# [WHAT TO PRODUCE]
Reproduce all of the records exactly.

# [AVAILABLE RECORDS]
________________

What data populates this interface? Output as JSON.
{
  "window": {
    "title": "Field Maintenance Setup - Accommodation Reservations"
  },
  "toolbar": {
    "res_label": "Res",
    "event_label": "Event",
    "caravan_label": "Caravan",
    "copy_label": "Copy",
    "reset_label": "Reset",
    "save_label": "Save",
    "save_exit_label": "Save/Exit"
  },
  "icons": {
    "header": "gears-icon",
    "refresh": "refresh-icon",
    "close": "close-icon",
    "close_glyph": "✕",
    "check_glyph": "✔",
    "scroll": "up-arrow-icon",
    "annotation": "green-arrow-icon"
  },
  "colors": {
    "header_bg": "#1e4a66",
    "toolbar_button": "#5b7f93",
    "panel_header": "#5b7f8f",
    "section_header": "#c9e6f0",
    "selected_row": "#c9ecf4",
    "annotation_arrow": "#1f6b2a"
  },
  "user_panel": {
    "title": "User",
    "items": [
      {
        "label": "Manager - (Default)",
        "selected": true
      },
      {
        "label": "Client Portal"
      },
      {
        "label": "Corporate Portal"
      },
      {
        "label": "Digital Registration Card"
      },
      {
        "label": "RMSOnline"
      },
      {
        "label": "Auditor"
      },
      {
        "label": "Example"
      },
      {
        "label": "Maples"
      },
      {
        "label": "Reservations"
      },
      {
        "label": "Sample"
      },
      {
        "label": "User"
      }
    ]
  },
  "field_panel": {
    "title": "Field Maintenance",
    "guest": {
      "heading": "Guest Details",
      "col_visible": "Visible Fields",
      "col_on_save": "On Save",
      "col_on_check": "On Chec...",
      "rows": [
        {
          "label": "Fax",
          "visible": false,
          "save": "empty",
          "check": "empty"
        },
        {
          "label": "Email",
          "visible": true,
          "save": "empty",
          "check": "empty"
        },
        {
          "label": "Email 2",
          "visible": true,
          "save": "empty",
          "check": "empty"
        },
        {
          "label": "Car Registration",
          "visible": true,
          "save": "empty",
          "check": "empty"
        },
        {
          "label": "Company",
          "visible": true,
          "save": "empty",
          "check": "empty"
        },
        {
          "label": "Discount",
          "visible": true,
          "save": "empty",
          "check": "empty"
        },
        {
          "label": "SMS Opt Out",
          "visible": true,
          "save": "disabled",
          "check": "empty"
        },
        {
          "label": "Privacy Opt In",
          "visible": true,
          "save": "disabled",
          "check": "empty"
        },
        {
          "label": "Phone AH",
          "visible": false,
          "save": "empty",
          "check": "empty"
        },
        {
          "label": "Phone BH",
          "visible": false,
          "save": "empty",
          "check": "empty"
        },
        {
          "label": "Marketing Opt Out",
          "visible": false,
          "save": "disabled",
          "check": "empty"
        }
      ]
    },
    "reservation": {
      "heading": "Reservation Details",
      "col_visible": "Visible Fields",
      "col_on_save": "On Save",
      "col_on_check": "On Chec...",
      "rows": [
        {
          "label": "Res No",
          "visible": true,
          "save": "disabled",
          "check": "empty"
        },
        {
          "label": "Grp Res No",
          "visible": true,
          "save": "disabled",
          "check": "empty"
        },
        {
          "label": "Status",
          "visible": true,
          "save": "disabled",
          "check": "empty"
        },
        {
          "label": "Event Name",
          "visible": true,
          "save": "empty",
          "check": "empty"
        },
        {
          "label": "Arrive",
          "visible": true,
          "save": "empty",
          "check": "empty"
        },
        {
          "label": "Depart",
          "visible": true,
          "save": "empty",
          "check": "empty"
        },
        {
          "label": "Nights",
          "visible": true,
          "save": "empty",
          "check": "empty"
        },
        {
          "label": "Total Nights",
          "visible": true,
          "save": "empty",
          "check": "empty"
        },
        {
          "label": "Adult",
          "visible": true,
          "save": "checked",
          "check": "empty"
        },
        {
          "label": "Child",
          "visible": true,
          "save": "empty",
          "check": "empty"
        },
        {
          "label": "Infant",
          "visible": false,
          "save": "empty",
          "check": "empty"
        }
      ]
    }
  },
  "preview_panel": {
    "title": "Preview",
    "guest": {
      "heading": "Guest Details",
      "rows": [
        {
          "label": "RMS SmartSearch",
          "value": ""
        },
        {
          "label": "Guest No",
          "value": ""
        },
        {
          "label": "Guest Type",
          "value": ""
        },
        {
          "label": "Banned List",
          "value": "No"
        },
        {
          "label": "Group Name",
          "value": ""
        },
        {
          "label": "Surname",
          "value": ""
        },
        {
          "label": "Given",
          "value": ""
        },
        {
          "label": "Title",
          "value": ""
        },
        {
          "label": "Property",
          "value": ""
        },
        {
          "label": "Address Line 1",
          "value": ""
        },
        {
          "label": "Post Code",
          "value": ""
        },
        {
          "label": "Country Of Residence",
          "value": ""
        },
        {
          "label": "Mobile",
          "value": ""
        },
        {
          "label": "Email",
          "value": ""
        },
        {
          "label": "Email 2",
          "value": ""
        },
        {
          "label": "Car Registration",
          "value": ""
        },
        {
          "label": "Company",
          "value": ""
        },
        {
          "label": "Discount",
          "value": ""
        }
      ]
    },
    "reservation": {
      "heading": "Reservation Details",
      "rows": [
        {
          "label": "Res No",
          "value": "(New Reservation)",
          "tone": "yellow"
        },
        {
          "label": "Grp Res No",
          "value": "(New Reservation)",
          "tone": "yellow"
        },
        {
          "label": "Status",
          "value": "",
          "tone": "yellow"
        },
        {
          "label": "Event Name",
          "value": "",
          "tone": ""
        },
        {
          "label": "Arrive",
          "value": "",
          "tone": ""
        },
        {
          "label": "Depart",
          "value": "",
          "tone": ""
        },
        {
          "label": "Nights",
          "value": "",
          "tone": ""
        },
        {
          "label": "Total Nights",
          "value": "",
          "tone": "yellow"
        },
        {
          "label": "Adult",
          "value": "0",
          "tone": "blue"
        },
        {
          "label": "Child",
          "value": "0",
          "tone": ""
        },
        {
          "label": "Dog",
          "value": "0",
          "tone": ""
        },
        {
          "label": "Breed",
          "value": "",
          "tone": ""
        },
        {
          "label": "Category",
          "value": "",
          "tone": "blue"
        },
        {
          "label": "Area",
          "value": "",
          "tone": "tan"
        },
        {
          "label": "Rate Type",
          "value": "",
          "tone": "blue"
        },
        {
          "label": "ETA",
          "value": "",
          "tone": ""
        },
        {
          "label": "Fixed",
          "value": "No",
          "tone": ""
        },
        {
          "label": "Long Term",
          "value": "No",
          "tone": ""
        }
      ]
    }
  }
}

________________

# [TASK SOLUTION]
What data populates this interface? Output as JSON.
{
  "window": {
    "title": "Field Maintenance Setup - Accommodation Reservations"
  },
  "toolbar": {
    "res_label": "Res",
    "event_label": "Event",
    "caravan_label": "Caravan",
    "copy_label": "Copy",
    "reset_label": "Reset",
    "save_label": "Save",
    "save_exit_label": "Save/Exit"
  },
  "icons": {
    "header": "gears-icon",
    "refresh": "refresh-icon",
    "close": "close-icon",
    "close_glyph": "✕",
    "check_glyph": "✔",
    "scroll": "up-arrow-icon",
    "annotation": "green-arrow-icon"
  },
  "colors": {
    "header_bg": "#1e4a66",
    "toolbar_button": "#5b7f93",
    "panel_header": "#5b7f8f",
    "section_header": "#c9e6f0",
    "selected_row": "#c9ecf4",
    "annotation_arrow": "#1f6b2a"
  },
  "user_panel": {
    "title": "User",
    "items": [
      {
        "label": "Manager - (Default)",
        "selected": true
      },
      {
        "label": "Client Portal"
      },
      {
        "label": "Corporate Portal"
      },
      {
        "label": "Digital Registration Card"
      },
      {
        "label": "RMSOnline"
      },
      {
        "label": "Auditor"
      },
      {
        "label": "Example"
      },
      {
        "label": "Maples"
      },
      {
        "label": "Reservations"
      },
      {
        "label": "Sample"
      },
      {
        "label": "User"
      }
    ]
  },
  "field_panel": {
    "title": "Field Maintenance",
    "guest": {
      "heading": "Guest Details",
      "col_visible": "Visible Fields",
      "col_on_save": "On Save",
      "col_on_check": "On Chec...",
      "rows": [
        {
          "label": "Fax",
          "visible": false,
          "save": "empty",
          "check": "empty"
        },
        {
          "label": "Email",
          "visible": true,
          "save": "empty",
          "check": "empty"
        },
        {
          "label": "Email 2",
          "visible": true,
          "save": "empty",
          "check": "empty"
        },
        {
          "label": "Car Registration",
          "visible": true,
          "save": "empty",
          "check": "empty"
        },
        {
          "label": "Company",
          "visible": true,
          "save": "empty",
          "check": "empty"
        },
        {
          "label": "Discount",
          "visible": true,
          "save": "empty",
          "check": "empty"
        },
        {
          "label": "SMS Opt Out",
          "visible": true,
          "save": "disabled",
          "check": "empty"
        },
        {
          "label": "Privacy Opt In",
          "visible": true,
          "save": "disabled",
          "check": "empty"
        },
        {
          "label": "Phone AH",
          "visible": false,
          "save": "empty",
          "check": "empty"
        },
        {
          "label": "Phone BH",
          "visible": false,
          "save": "empty",
          "check": "empty"
        },
        {
          "label": "Marketing Opt Out",
          "visible": false,
          "save": "disabled",
          "check": "empty"
        }
      ]
    },
    "reservation": {
      "heading": "Reservation Details",
      "col_visible": "Visible Fields",
      "col_on_save": "On Save",
      "col_on_check": "On Chec...",
      "rows": [
        {
          "label": "Res No",
          "visible": true,
          "save": "disabled",
          "check": "empty"
        },
        {
          "label": "Grp Res No",
          "visible": true,
          "save": "disabled",
          "check": "empty"
        },
        {
          "label": "Status",
          "visible": true,
          "save": "disabled",
          "check": "empty"
        },
        {
          "label": "Event Name",
          "visible": true,
          "save": "empty",
          "check": "empty"
        },
        {
          "label": "Arrive",
          "visible": true,
          "save": "empty",
          "check": "empty"
        },
        {
          "label": "Depart",
          "visible": true,
          "save": "empty",
          "check": "empty"
        },
        {
          "label": "Nights",
          "visible": true,
          "save": "empty",
          "check": "empty"
        },
        {
          "label": "Total Nights",
          "visible": true,
          "save": "empty",
          "check": "empty"
        },
        {
          "label": "Adult",
          "visible": true,
          "save": "checked",
          "check": "empty"
        },
        {
          "label": "Child",
          "visible": true,
          "save": "empty",
          "check": "empty"
        },
        {
          "label": "Infant",
          "visible": false,
          "save": "empty",
          "check": "empty"
        }
      ]
    }
  },
  "preview_panel": {
    "title": "Preview",
    "guest": {
      "heading": "Guest Details",
      "rows": [
        {
          "label": "RMS SmartSearch",
          "value": ""
        },
        {
          "label": "Guest No",
          "value": ""
        },
        {
          "label": "Guest Type",
          "value": ""
        },
        {
          "label": "Banned List",
          "value": "No"
        },
        {
          "label": "Group Name",
          "value": ""
        },
        {
          "label": "Surname",
          "value": ""
        },
        {
          "label": "Given",
          "value": ""
        },
        {
          "label": "Title",
          "value": ""
        },
        {
          "label": "Property",
          "value": ""
        },
        {
          "label": "Address Line 1",
          "value": ""
        },
        {
          "label": "Post Code",
          "value": ""
        },
        {
          "label": "Country Of Residence",
          "value": ""
        },
        {
          "label": "Mobile",
          "value": ""
        },
        {
          "label": "Email",
          "value": ""
        },
        {
          "label": "Email 2",
          "value": ""
        },
        {
          "label": "Car Registration",
          "value": ""
        },
        {
          "label": "Company",
          "value": ""
        },
        {
          "label": "Discount",
          "value": ""
        }
      ]
    },
    "reservation": {
      "heading": "Reservation Details",
      "rows": [
        {
          "label": "Res No",
          "value": "(New Reservation)",
          "tone": "yellow"
        },
        {
          "label": "Grp Res No",
          "value": "(New Reservation)",
          "tone": "yellow"
        },
        {
          "label": "Status",
          "value": "",
          "tone": "yellow"
        },
        {
          "label": "Event Name",
          "value": "",
          "tone": ""
        },
        {
          "label": "Arrive",
          "value": "",
          "tone": ""
        },
        {
          "label": "Depart",
          "value": "",
          "tone": ""
        },
        {
          "label": "Nights",
          "value": "",
          "tone": ""
        },
        {
          "label": "Total Nights",
          "value": "",
          "tone": "yellow"
        },
        {
          "label": "Adult",
          "value": "0",
          "tone": "blue"
        },
        {
          "label": "Child",
          "value": "0",
          "tone": ""
        },
        {
          "label": "Dog",
          "value": "0",
          "tone": ""
        },
        {
          "label": "Breed",
          "value": "",
          "tone": ""
        },
        {
          "label": "Category",
          "value": "",
          "tone": "blue"
        },
        {
          "label": "Area",
          "value": "",
          "tone": "tan"
        },
        {
          "label": "Rate Type",
          "value": "",
          "tone": "blue"
        },
        {
          "label": "ETA",
          "value": "",
          "tone": ""
        },
        {
          "label": "Fixed",
          "value": "No",
          "tone": ""
        },
        {
          "label": "Long Term",
          "value": "No",
          "tone": ""
        }
      ]
    }
  }
}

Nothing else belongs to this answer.